• **TASK**:
Go through the records and show each line where the word "перезапуском" occurs.
[Start of EXTRACTED INFORMATION]
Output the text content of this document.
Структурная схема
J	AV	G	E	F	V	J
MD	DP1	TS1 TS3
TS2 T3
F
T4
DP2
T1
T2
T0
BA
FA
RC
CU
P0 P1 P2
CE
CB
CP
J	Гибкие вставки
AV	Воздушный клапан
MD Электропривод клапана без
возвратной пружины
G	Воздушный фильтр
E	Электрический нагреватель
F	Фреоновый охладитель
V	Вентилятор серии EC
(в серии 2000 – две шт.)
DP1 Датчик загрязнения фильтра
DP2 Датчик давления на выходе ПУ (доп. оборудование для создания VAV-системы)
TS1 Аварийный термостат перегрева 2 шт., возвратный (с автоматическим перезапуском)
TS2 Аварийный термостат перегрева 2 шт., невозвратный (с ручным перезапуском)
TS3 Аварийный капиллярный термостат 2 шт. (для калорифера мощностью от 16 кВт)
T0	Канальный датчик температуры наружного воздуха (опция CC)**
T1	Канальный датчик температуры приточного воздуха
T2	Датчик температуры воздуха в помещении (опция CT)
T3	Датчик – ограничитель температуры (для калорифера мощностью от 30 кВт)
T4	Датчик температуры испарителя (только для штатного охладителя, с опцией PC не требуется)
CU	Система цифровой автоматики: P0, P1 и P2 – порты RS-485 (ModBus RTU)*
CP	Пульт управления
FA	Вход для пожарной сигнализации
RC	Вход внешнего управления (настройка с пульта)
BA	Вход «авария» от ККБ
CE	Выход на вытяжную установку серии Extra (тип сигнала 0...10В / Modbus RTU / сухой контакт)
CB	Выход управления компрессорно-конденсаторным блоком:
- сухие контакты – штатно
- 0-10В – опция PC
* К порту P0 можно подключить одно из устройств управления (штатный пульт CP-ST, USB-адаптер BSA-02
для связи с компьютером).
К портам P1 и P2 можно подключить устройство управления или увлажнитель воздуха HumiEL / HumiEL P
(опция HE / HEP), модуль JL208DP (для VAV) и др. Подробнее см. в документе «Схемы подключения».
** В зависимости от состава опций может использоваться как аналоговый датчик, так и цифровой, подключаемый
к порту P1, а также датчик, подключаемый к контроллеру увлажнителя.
[End of EXTRACTED INFORMATION]
• **OUTPUT FOR THIS EXERCISE**:
TS1 Аварийный термостат перегрева 2 шт., возвратный (с автоматическим перезапуском)
TS2 Аварийный термостат перегрева 2 шт., невозвратный (с ручным перезапуском)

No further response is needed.